● Figure data in JSON:
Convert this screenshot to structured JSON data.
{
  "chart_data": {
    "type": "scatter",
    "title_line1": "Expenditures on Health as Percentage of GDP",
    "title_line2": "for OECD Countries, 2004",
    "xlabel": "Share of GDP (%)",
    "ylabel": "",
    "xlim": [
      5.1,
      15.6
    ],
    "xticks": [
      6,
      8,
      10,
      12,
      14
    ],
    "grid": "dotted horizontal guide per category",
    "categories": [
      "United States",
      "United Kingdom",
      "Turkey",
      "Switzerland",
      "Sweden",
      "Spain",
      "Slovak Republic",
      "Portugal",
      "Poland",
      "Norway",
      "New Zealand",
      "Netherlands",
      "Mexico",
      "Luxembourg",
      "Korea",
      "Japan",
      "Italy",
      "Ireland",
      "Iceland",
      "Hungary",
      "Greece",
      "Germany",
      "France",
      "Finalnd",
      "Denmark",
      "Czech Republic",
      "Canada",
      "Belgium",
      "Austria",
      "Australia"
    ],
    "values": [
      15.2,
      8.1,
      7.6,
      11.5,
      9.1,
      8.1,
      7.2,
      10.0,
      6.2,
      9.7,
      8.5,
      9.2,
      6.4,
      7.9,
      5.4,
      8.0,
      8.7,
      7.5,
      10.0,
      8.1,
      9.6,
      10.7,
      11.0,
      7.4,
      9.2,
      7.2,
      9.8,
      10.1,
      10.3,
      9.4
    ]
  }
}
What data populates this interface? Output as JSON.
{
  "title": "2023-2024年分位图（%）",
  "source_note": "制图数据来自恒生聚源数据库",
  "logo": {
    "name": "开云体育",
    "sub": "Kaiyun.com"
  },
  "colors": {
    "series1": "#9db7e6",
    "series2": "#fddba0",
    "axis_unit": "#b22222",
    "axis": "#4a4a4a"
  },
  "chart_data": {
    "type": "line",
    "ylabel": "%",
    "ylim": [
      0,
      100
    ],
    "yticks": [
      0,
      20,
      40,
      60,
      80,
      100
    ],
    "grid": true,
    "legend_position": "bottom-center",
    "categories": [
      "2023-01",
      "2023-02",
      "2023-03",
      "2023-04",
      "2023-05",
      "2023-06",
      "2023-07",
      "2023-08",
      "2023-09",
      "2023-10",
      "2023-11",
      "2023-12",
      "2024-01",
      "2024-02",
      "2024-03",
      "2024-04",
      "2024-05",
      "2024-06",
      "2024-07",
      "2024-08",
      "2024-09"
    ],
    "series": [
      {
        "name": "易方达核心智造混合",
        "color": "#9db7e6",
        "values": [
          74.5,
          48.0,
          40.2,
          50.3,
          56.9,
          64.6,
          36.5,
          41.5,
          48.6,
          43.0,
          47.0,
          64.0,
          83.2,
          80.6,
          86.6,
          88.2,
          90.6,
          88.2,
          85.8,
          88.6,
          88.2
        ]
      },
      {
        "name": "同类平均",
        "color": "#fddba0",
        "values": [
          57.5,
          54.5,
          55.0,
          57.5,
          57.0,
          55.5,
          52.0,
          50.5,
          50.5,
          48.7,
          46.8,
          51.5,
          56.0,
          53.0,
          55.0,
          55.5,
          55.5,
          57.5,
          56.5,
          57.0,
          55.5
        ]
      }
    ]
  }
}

● WORK REQUIRED: Starting at the line that contains "What data populates", quote each remaining line of the entries above, unchanged.

● THE ANSWER:
What data populates this interface? Output as JSON.
{
  "title": "2023-2024年分位图（%）",
  "source_note": "制图数据来自恒生聚源数据库",
  "logo": {
    "name": "开云体育",
    "sub": "Kaiyun.com"
  },
  "colors": {
    "series1": "#9db7e6",
    "series2": "#fddba0",
    "axis_unit": "#b22222",
    "axis": "#4a4a4a"
  },
  "chart_data": {
    "type": "line",
    "ylabel": "%",
    "ylim": [
      0,
      100
    ],
    "yticks": [
      0,
      20,
      40,
      60,
      80,
      100
    ],
    "grid": true,
    "legend_position": "bottom-center",
    "categories": [
      "2023-01",
      "2023-02",
      "2023-03",
      "2023-04",
      "2023-05",
      "2023-06",
      "2023-07",
      "2023-08",
      "2023-09",
      "2023-10",
      "2023-11",
      "2023-12",
      "2024-01",
      "2024-02",
      "2024-03",
      "2024-04",
      "2024-05",
      "2024-06",
      "2024-07",
      "2024-08",
      "2024-09"
    ],
    "series": [
      {
        "name": "易方达核心智造混合",
        "color": "#9db7e6",
        "values": [
          74.5,
          48.0,
          40.2,
          50.3,
          56.9,
          64.6,
          36.5,
          41.5,
          48.6,
          43.0,
          47.0,
          64.0,
          83.2,
          80.6,
          86.6,
          88.2,
          90.6,
          88.2,
          85.8,
          88.6,
          88.2
        ]
      },
      {
        "name": "同类平均",
        "color": "#fddba0",
        "values": [
          57.5,
          54.5,
          55.0,
          57.5,
          57.0,
          55.5,
          52.0,
          50.5,
          50.5,
          48.7,
          46.8,
          51.5,
          56.0,
          53.0,
          55.0,
          55.5,
          55.5,
          57.5,
          56.5,
          57.0,
          55.5
        ]
      }
    ]
  }
}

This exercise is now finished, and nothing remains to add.